▸ **EXERCISE REQUIREMENTS**
Pictures are not part of the copy; repeat everything else in the records exactly.

=== DATASET EXTRACT ===

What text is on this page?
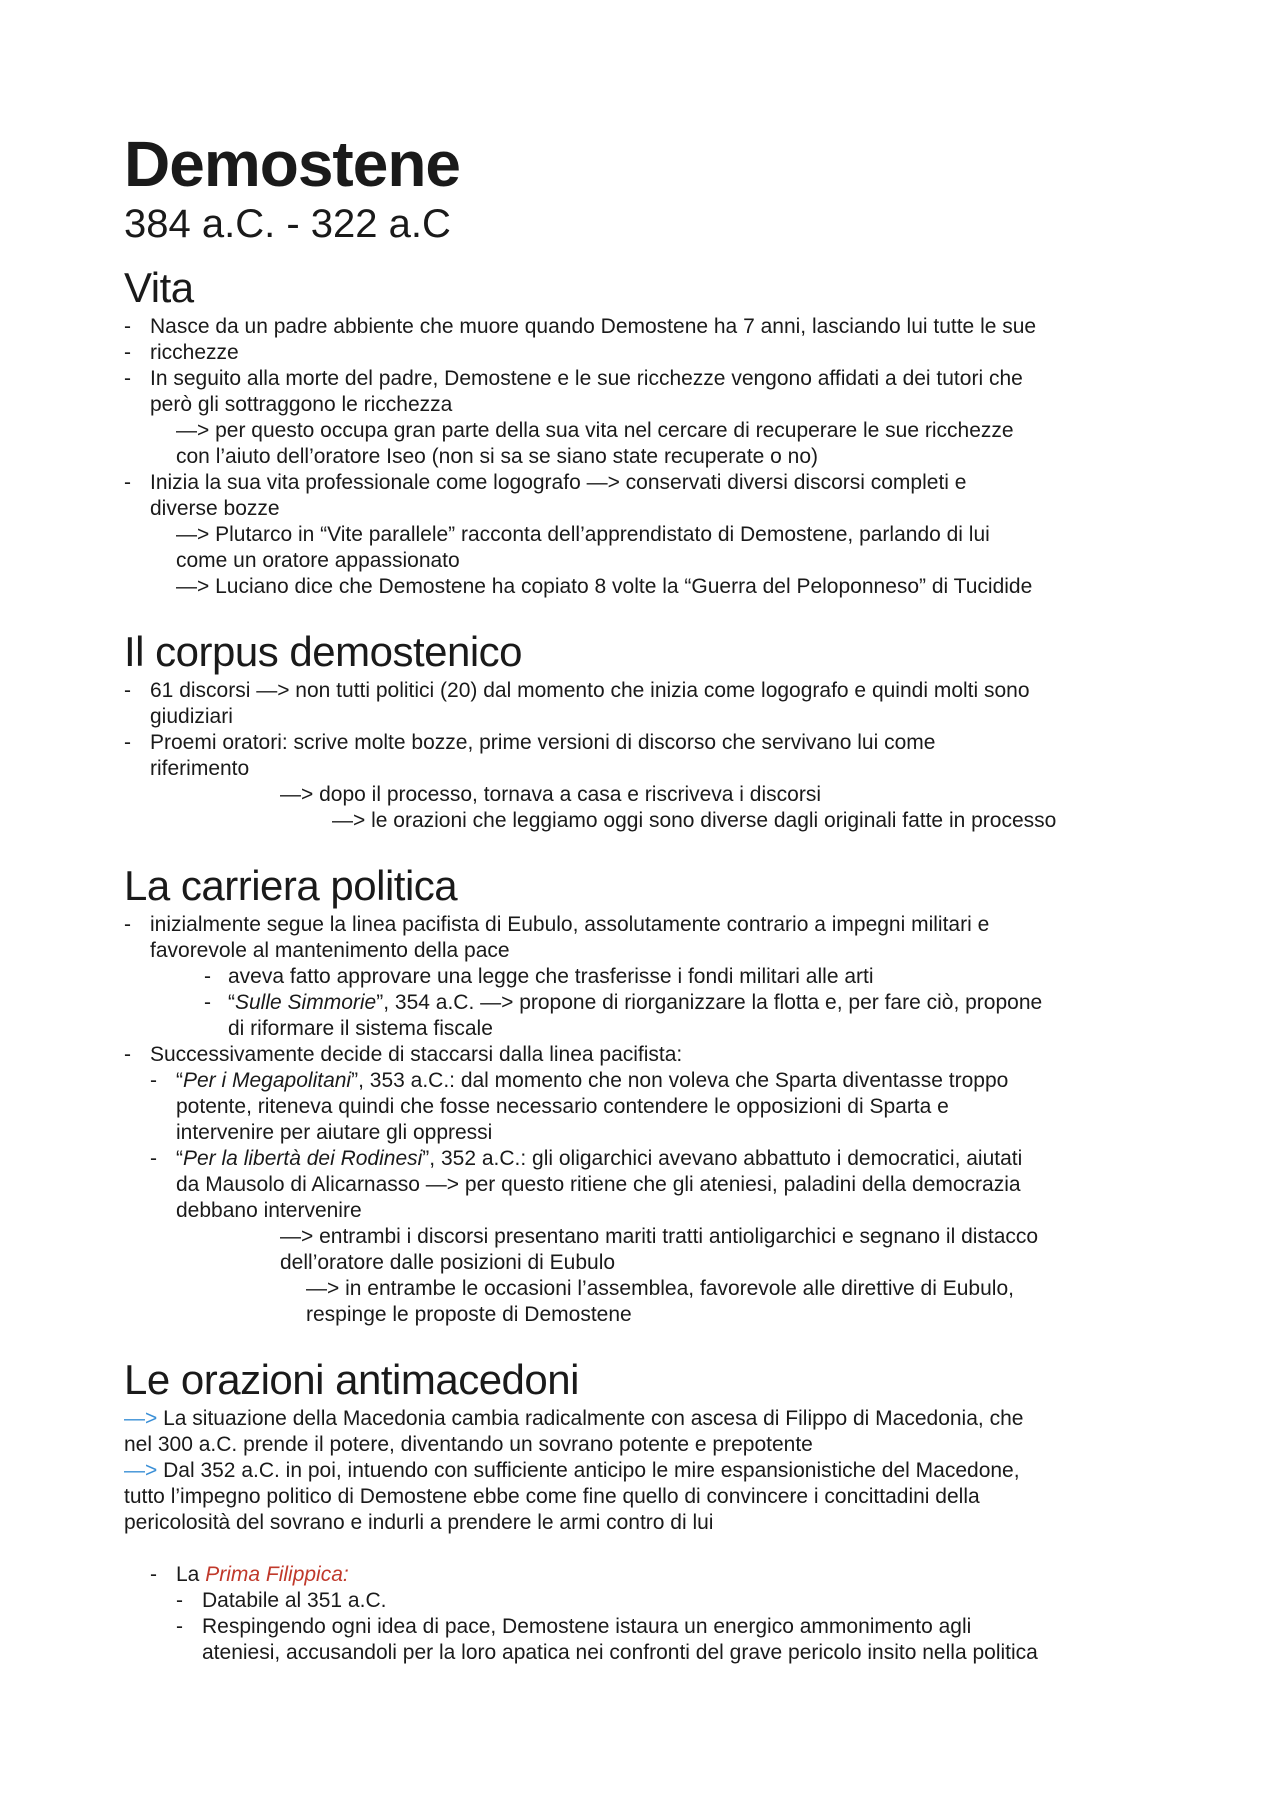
Demostene
384 a.C. - 322 a.C
Vita
- Nasce da un padre abbiente che muore quando Demostene ha 7 anni, lasciando lui tutte le sue
- ricchezze
- In seguito alla morte del padre, Demostene e le sue ricchezze vengono affidati a dei tutori che
però gli sottraggono le ricchezza
—> per questo occupa gran parte della sua vita nel cercare di recuperare le sue ricchezze
con l’aiuto dell’oratore Iseo (non si sa se siano state recuperate o no)
- Inizia la sua vita professionale come logografo —> conservati diversi discorsi completi e
diverse bozze
—> Plutarco in “Vite parallele” racconta dell’apprendistato di Demostene, parlando di lui
come un oratore appassionato
—> Luciano dice che Demostene ha copiato 8 volte la “Guerra del Peloponneso” di Tucidide
Il corpus demostenico
- 61 discorsi —> non tutti politici (20) dal momento che inizia come logografo e quindi molti sono
giudiziari
- Proemi oratori: scrive molte bozze, prime versioni di discorso che servivano lui come
riferimento
—> dopo il processo, tornava a casa e riscriveva i discorsi
—> le orazioni che leggiamo oggi sono diverse dagli originali fatte in processo
La carriera politica
- inizialmente segue la linea pacifista di Eubulo, assolutamente contrario a impegni militari e
favorevole al mantenimento della pace
- aveva fatto approvare una legge che trasferisse i fondi militari alle arti
- “Sulle Simmorie”, 354 a.C. —> propone di riorganizzare la flotta e, per fare ciò, propone
di riformare il sistema fiscale
- Successivamente decide di staccarsi dalla linea pacifista:
- “Per i Megapolitani”, 353 a.C.: dal momento che non voleva che Sparta diventasse troppo
potente, riteneva quindi che fosse necessario contendere le opposizioni di Sparta e
intervenire per aiutare gli oppressi
- “Per la libertà dei Rodinesi”, 352 a.C.: gli oligarchici avevano abbattuto i democratici, aiutati
da Mausolo di Alicarnasso —> per questo ritiene che gli ateniesi, paladini della democrazia
debbano intervenire
—> entrambi i discorsi presentano mariti tratti antioligarchici e segnano il distacco
dell’oratore dalle posizioni di Eubulo
—> in entrambe le occasioni l’assemblea, favorevole alle direttive di Eubulo,
respinge le proposte di Demostene
Le orazioni antimacedoni
—> La situazione della Macedonia cambia radicalmente con ascesa di Filippo di Macedonia, che
nel 300 a.C. prende il potere, diventando un sovrano potente e prepotente
—> Dal 352 a.C. in poi, intuendo con sufficiente anticipo le mire espansionistiche del Macedone,
tutto l’impegno politico di Demostene ebbe come fine quello di convincere i concittadini della
pericolosità del sovrano e indurli a prendere le armi contro di lui
- La Prima Filippica:
- Databile al 351 a.C.
- Respingendo ogni idea di pace, Demostene istaura un energico ammonimento agli
ateniesi, accusandoli per la loro apatica nei confronti del grave pericolo insito nella politica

===

▸ **WRITTEN ANSWER**
What text is on this page?
Demostene
384 a.C. - 322 a.C
Vita
- Nasce da un padre abbiente che muore quando Demostene ha 7 anni, lasciando lui tutte le sue
- ricchezze
- In seguito alla morte del padre, Demostene e le sue ricchezze vengono affidati a dei tutori che
però gli sottraggono le ricchezza
—> per questo occupa gran parte della sua vita nel cercare di recuperare le sue ricchezze
con l’aiuto dell’oratore Iseo (non si sa se siano state recuperate o no)
- Inizia la sua vita professionale come logografo —> conservati diversi discorsi completi e
diverse bozze
—> Plutarco in “Vite parallele” racconta dell’apprendistato di Demostene, parlando di lui
come un oratore appassionato
—> Luciano dice che Demostene ha copiato 8 volte la “Guerra del Peloponneso” di Tucidide
Il corpus demostenico
- 61 discorsi —> non tutti politici (20) dal momento che inizia come logografo e quindi molti sono
giudiziari
- Proemi oratori: scrive molte bozze, prime versioni di discorso che servivano lui come
riferimento
—> dopo il processo, tornava a casa e riscriveva i discorsi
—> le orazioni che leggiamo oggi sono diverse dagli originali fatte in processo
La carriera politica
- inizialmente segue la linea pacifista di Eubulo, assolutamente contrario a impegni militari e
favorevole al mantenimento della pace
- aveva fatto approvare una legge che trasferisse i fondi militari alle arti
- “Sulle Simmorie”, 354 a.C. —> propone di riorganizzare la flotta e, per fare ciò, propone
di riformare il sistema fiscale
- Successivamente decide di staccarsi dalla linea pacifista:
- “Per i Megapolitani”, 353 a.C.: dal momento che non voleva che Sparta diventasse troppo
potente, riteneva quindi che fosse necessario contendere le opposizioni di Sparta e
intervenire per aiutare gli oppressi
- “Per la libertà dei Rodinesi”, 352 a.C.: gli oligarchici avevano abbattuto i democratici, aiutati
da Mausolo di Alicarnasso —> per questo ritiene che gli ateniesi, paladini della democrazia
debbano intervenire
—> entrambi i discorsi presentano mariti tratti antioligarchici e segnano il distacco
dell’oratore dalle posizioni di Eubulo
—> in entrambe le occasioni l’assemblea, favorevole alle direttive di Eubulo,
respinge le proposte di Demostene
Le orazioni antimacedoni
—> La situazione della Macedonia cambia radicalmente con ascesa di Filippo di Macedonia, che
nel 300 a.C. prende il potere, diventando un sovrano potente e prepotente
—> Dal 352 a.C. in poi, intuendo con sufficiente anticipo le mire espansionistiche del Macedone,
tutto l’impegno politico di Demostene ebbe come fine quello di convincere i concittadini della
pericolosità del sovrano e indurli a prendere le armi contro di lui
- La Prima Filippica:
- Databile al 351 a.C.
- Respingendo ogni idea di pace, Demostene istaura un energico ammonimento agli
ateniesi, accusandoli per la loro apatica nei confronti del grave pericolo insito nella politica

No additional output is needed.